**PROBLEM TO WORK ON**
Copy down every line where the string "text" shows up.

**DATASET ENTRIES**
★ ★ ★ ★ ★

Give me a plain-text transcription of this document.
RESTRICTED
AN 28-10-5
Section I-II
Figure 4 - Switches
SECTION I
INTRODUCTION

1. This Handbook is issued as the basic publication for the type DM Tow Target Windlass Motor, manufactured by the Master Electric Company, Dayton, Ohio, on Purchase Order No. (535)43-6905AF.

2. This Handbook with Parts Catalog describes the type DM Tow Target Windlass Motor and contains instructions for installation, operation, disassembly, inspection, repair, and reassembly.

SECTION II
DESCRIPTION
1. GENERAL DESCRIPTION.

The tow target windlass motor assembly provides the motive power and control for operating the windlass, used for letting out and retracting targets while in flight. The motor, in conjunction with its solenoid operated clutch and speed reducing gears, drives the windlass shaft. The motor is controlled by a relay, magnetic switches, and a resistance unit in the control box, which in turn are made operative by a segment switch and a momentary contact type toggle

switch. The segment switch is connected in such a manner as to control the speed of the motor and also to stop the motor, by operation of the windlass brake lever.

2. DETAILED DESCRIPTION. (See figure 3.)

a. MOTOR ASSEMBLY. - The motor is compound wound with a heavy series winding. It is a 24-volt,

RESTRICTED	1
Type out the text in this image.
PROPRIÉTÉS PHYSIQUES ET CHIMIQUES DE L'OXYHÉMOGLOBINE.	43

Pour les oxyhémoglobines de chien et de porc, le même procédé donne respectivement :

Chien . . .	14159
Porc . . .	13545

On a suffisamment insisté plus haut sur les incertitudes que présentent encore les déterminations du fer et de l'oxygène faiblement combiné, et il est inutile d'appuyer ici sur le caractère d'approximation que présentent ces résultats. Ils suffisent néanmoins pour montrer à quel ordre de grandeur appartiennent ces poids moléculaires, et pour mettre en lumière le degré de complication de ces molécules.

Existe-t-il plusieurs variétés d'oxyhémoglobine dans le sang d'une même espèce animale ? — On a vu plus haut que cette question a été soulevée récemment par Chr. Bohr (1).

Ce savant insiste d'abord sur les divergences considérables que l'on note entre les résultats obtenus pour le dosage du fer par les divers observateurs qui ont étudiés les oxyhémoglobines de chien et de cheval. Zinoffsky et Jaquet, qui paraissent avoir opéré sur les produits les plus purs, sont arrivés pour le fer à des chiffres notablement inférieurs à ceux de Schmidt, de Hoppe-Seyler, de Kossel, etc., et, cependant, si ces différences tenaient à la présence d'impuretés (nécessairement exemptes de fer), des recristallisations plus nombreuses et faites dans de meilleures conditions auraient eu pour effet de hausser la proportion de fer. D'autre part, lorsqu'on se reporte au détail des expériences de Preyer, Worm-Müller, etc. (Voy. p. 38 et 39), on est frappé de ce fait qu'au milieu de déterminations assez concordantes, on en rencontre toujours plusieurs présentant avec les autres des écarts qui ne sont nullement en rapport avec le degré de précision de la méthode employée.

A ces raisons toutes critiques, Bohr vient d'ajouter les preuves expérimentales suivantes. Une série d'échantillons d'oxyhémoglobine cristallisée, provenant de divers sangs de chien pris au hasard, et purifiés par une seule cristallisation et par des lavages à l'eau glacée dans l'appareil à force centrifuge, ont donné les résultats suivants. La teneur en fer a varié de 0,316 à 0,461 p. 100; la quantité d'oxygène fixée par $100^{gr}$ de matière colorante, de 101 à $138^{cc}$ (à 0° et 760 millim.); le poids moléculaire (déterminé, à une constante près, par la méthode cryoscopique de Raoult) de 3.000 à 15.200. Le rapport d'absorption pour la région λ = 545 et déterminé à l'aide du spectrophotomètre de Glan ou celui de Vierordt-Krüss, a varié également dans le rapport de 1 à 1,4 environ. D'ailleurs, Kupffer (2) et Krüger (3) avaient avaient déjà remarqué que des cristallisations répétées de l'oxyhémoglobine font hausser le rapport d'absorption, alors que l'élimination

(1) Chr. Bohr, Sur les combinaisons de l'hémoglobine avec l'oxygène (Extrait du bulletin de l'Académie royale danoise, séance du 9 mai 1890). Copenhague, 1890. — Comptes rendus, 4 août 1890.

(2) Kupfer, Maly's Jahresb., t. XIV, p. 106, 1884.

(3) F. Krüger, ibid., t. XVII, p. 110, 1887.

★ ★ ★ ★ ★

**EXERCISE OUTPUT**
Give me a plain-text transcription of this document.
Type out the text in this image.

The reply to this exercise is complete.